- STATED PROBLEM: Copy out the lines that include the word "发展迅速".

- GIVEN RECORDS:
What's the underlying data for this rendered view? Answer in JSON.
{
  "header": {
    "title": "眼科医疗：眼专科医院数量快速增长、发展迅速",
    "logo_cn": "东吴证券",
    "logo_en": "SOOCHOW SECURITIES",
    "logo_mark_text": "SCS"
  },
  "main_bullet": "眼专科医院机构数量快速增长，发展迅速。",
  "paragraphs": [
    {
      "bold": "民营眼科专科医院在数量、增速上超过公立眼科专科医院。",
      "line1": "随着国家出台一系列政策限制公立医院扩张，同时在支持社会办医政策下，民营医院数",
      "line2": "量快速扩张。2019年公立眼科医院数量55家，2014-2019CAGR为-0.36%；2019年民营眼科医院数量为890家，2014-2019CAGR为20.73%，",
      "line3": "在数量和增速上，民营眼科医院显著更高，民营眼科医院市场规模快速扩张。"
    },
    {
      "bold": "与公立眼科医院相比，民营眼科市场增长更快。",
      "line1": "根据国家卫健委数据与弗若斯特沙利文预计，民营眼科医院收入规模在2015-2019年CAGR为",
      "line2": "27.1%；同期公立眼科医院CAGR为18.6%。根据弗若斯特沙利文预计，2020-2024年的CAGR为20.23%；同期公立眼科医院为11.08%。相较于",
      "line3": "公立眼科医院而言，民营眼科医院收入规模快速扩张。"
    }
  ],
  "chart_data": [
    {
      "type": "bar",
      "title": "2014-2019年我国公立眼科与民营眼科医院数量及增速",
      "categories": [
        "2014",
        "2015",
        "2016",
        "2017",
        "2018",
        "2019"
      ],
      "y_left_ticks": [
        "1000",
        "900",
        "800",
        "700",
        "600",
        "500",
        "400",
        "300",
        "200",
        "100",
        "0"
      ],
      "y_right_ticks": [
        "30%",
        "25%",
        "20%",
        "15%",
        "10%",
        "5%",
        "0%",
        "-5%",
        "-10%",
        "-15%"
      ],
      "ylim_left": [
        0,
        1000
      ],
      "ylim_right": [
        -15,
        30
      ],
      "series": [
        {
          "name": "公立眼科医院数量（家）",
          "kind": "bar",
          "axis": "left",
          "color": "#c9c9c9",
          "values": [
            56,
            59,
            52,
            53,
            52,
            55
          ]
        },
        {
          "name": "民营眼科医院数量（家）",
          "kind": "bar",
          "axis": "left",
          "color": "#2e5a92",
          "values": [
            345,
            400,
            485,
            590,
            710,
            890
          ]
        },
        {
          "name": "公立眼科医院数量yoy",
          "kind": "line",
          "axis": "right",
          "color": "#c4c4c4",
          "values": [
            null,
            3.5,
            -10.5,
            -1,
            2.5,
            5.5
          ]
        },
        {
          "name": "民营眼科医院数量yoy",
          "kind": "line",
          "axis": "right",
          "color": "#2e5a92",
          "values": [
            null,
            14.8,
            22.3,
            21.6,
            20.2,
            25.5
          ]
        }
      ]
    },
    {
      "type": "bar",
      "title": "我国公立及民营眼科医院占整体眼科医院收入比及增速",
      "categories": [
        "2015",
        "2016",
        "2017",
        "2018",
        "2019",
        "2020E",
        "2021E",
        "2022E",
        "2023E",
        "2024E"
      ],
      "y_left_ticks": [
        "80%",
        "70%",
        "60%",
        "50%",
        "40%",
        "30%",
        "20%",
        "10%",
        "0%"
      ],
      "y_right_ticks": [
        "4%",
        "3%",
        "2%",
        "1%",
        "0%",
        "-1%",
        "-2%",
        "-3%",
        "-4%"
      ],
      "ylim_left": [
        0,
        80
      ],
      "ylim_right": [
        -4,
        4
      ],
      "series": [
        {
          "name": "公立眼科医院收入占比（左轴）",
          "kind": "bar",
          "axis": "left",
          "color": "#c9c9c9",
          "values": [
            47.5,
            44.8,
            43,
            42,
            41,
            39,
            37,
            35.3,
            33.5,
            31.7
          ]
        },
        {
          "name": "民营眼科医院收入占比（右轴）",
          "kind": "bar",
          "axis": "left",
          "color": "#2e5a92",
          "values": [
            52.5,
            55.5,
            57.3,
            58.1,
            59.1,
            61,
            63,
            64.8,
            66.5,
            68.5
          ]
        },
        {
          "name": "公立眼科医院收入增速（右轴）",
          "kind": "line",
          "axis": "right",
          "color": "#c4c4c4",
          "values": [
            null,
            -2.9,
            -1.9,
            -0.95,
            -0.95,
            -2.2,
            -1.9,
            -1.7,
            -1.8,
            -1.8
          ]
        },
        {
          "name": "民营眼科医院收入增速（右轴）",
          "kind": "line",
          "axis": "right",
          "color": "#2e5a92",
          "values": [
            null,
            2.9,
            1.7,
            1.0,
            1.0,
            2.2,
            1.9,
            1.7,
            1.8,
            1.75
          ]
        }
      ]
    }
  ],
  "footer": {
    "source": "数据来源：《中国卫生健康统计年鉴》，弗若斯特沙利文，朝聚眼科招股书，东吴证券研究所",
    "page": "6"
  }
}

- SOLUTION TO THE PROBLEM:
    "title": "眼科医疗：眼专科医院数量快速增长、发展迅速",
  "main_bullet": "眼专科医院机构数量快速增长，发展迅速。",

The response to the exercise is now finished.